— INFORMATION SHOWN —
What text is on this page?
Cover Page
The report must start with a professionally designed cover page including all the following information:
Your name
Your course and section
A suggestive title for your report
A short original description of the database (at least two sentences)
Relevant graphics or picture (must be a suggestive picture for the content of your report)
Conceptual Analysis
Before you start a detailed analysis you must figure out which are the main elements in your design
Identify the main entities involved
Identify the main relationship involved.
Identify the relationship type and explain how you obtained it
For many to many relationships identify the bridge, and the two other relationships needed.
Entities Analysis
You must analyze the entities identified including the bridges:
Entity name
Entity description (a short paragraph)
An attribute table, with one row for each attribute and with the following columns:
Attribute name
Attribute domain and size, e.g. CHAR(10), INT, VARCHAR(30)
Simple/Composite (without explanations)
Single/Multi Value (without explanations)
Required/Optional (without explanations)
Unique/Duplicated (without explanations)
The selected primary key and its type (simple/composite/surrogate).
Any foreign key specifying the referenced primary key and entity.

— EXERCISE TASK —
Each line above that includes "suggestive" should be shown.

— FINAL RESULT —
A suggestive title for your report
Relevant graphics or picture (must be a suggestive picture for the content of your report)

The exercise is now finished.